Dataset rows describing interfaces
......
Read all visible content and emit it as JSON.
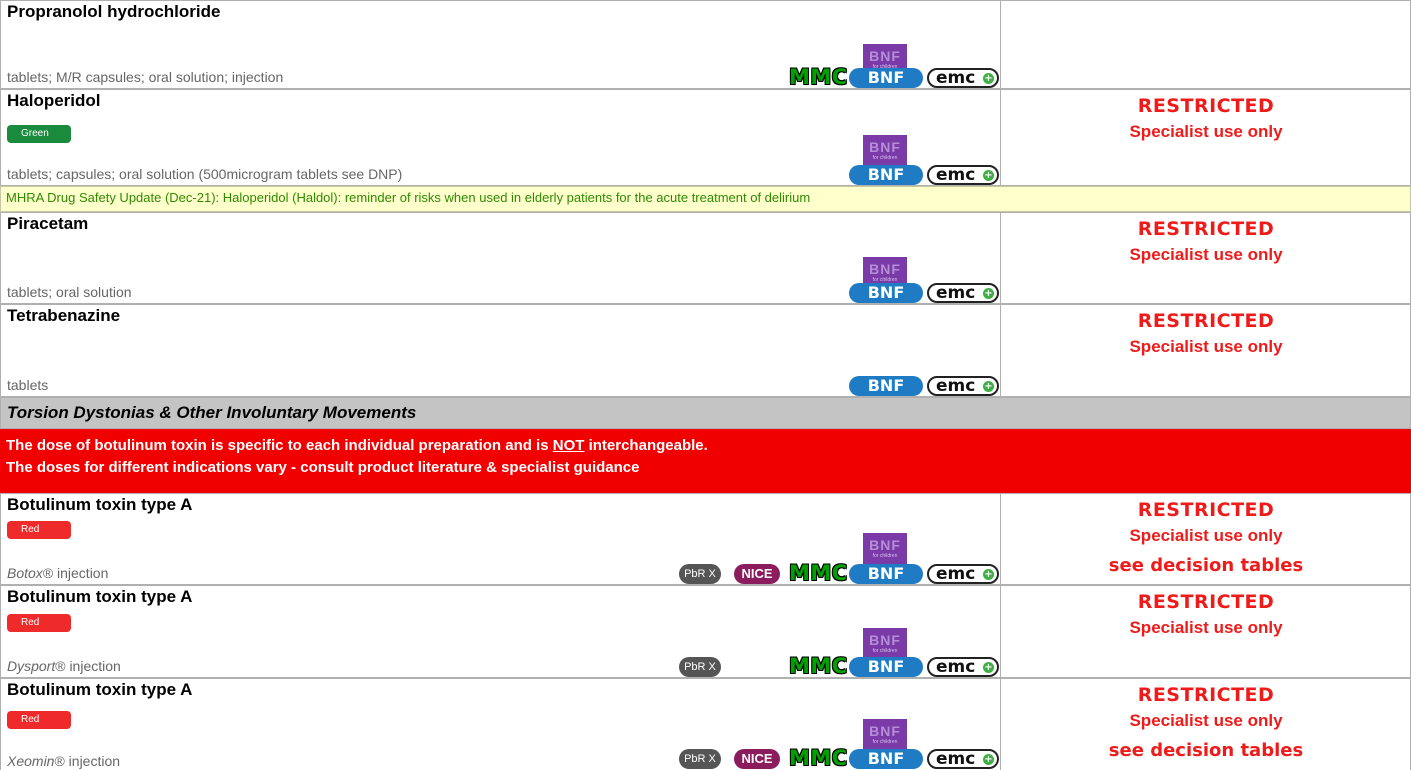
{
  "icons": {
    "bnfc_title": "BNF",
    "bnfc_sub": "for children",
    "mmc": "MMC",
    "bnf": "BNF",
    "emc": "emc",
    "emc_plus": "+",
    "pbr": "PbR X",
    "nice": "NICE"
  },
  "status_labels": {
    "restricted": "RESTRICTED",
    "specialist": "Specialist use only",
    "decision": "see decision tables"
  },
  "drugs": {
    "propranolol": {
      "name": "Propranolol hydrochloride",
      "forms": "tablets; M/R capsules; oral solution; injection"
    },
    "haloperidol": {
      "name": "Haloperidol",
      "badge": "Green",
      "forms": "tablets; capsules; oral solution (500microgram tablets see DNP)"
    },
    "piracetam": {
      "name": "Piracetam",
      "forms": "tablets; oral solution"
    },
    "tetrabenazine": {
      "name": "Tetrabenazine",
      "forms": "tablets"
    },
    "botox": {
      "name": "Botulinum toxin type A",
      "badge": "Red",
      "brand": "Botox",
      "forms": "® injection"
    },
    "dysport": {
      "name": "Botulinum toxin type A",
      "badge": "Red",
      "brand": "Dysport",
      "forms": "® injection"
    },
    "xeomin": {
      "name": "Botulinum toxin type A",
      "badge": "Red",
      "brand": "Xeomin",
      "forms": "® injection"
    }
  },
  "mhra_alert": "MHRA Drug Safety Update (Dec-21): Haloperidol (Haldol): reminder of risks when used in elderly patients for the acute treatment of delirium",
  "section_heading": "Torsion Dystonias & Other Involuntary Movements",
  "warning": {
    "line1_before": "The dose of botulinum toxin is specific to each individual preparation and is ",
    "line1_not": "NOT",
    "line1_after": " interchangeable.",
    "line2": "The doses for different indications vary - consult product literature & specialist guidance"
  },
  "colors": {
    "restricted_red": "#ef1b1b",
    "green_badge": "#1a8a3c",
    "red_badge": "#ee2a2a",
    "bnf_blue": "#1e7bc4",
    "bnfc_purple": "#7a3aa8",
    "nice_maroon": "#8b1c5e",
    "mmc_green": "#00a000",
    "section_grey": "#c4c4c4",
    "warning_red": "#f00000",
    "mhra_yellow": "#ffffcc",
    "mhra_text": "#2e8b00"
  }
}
......
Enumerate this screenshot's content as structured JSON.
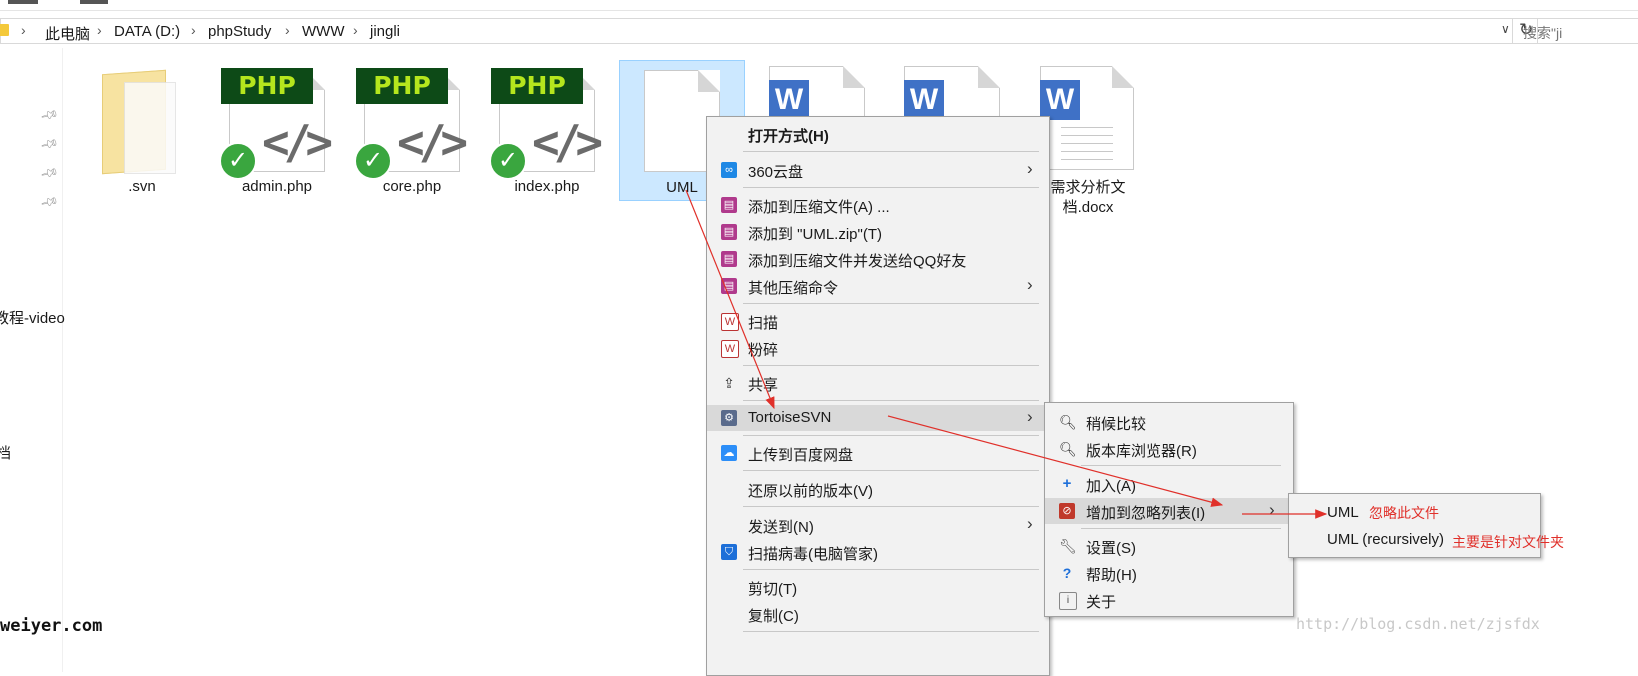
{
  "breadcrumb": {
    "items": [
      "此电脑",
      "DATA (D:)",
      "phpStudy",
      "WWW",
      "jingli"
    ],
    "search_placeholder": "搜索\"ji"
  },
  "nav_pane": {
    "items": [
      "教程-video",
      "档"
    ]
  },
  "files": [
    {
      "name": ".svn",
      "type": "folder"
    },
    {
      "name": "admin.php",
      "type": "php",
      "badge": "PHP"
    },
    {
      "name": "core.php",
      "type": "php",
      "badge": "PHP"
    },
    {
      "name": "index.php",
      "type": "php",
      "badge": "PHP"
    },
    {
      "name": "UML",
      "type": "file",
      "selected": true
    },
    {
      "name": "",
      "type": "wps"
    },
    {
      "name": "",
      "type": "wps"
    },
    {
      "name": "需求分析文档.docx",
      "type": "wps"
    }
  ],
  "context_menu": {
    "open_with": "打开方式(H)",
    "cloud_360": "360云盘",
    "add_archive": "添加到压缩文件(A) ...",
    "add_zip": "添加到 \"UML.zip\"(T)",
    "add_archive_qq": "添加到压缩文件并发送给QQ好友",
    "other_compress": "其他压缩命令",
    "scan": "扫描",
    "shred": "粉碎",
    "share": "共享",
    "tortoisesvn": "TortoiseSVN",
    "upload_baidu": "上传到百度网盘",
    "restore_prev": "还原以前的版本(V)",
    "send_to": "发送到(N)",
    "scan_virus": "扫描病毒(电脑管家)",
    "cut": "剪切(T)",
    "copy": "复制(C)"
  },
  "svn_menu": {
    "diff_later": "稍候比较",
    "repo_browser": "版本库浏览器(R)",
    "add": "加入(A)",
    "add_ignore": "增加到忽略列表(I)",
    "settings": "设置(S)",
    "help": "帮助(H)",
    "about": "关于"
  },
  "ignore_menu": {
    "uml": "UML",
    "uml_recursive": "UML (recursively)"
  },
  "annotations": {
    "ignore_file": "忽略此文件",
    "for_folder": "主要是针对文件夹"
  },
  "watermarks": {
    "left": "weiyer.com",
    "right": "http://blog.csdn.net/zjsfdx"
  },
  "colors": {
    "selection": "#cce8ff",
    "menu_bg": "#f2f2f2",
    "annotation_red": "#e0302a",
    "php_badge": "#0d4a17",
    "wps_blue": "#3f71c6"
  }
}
......
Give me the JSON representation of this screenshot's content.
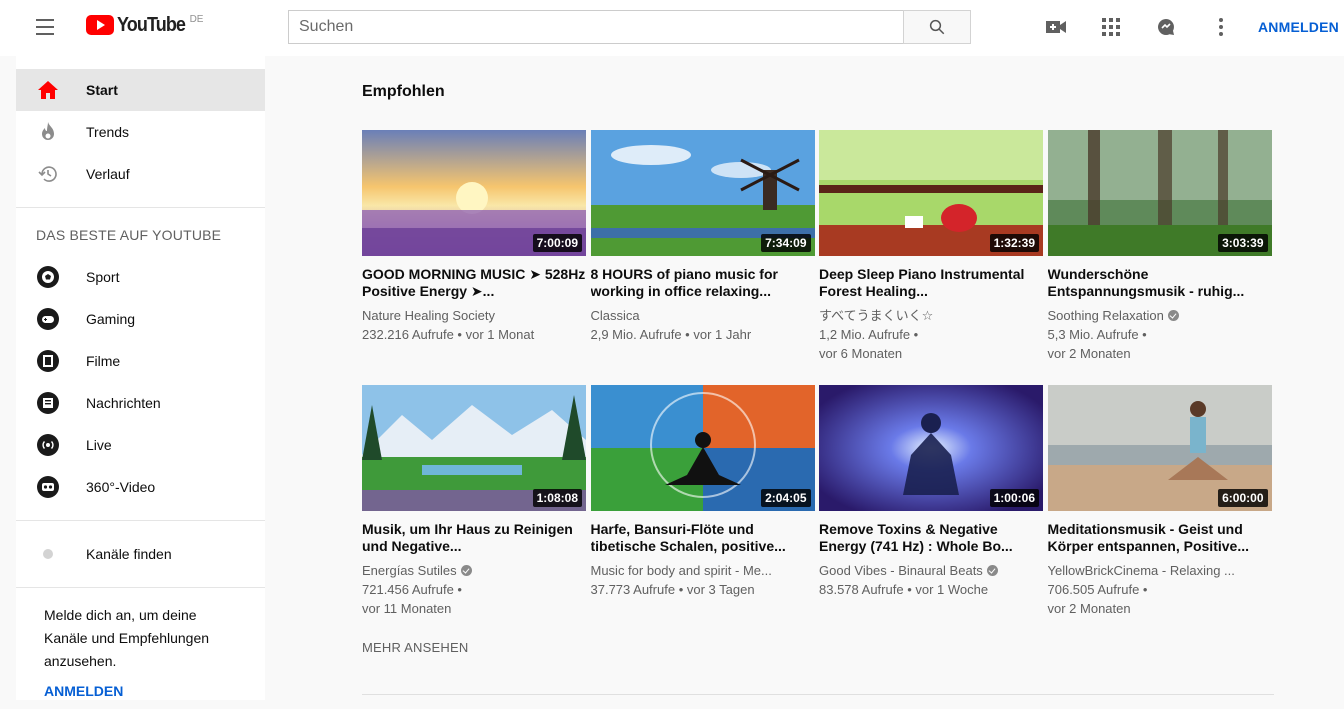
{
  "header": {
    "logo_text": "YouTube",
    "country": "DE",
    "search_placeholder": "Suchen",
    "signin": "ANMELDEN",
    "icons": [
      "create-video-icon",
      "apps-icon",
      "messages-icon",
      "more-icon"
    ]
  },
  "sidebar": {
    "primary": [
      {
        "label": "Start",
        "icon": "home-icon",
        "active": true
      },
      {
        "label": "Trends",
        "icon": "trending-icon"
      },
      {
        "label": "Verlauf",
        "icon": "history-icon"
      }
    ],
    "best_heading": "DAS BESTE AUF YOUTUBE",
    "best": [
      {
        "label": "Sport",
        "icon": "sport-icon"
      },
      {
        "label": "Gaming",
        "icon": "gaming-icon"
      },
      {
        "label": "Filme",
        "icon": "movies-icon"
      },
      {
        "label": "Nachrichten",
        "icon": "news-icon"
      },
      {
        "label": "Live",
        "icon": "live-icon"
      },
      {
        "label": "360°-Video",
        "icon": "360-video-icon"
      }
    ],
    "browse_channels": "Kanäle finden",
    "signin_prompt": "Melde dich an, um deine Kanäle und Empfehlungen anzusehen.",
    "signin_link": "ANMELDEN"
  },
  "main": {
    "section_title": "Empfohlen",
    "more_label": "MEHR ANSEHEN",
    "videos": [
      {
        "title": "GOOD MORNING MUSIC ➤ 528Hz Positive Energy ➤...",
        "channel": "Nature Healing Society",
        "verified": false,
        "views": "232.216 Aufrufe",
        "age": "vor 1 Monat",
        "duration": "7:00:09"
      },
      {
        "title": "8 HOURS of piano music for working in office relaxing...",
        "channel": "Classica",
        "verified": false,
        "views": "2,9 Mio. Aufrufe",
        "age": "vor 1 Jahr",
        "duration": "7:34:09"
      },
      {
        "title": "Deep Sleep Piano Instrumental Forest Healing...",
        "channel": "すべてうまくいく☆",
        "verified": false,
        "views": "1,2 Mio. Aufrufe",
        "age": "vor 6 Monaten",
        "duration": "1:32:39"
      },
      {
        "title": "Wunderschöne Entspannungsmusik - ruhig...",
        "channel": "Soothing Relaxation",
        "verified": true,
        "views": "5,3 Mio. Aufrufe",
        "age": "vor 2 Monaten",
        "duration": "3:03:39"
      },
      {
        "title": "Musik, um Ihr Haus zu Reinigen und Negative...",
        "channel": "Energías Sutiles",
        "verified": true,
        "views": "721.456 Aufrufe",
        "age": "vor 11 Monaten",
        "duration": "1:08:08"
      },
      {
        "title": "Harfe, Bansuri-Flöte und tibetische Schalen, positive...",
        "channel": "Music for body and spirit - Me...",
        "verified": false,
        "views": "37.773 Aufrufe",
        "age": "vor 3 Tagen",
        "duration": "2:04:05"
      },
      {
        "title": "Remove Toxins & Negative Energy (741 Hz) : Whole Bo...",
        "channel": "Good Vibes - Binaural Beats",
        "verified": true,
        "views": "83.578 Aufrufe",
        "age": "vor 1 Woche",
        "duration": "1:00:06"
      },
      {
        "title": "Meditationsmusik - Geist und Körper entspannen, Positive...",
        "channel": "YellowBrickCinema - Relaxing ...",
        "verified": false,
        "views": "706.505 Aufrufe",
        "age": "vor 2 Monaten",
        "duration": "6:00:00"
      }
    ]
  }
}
......
◆ **What to produce**: Return every line holding the word "forms" from the records.

◆ **Your response**:
      "forms": "tablets; M/R capsules; oral solution; injection"
      "forms": "tablets; capsules; oral solution (500microgram tablets see DNP)"
      "forms": "tablets; oral solution"
      "forms": "tablets"
      "forms": "® injection"
      "forms": "® injection"
      "forms": "® injection"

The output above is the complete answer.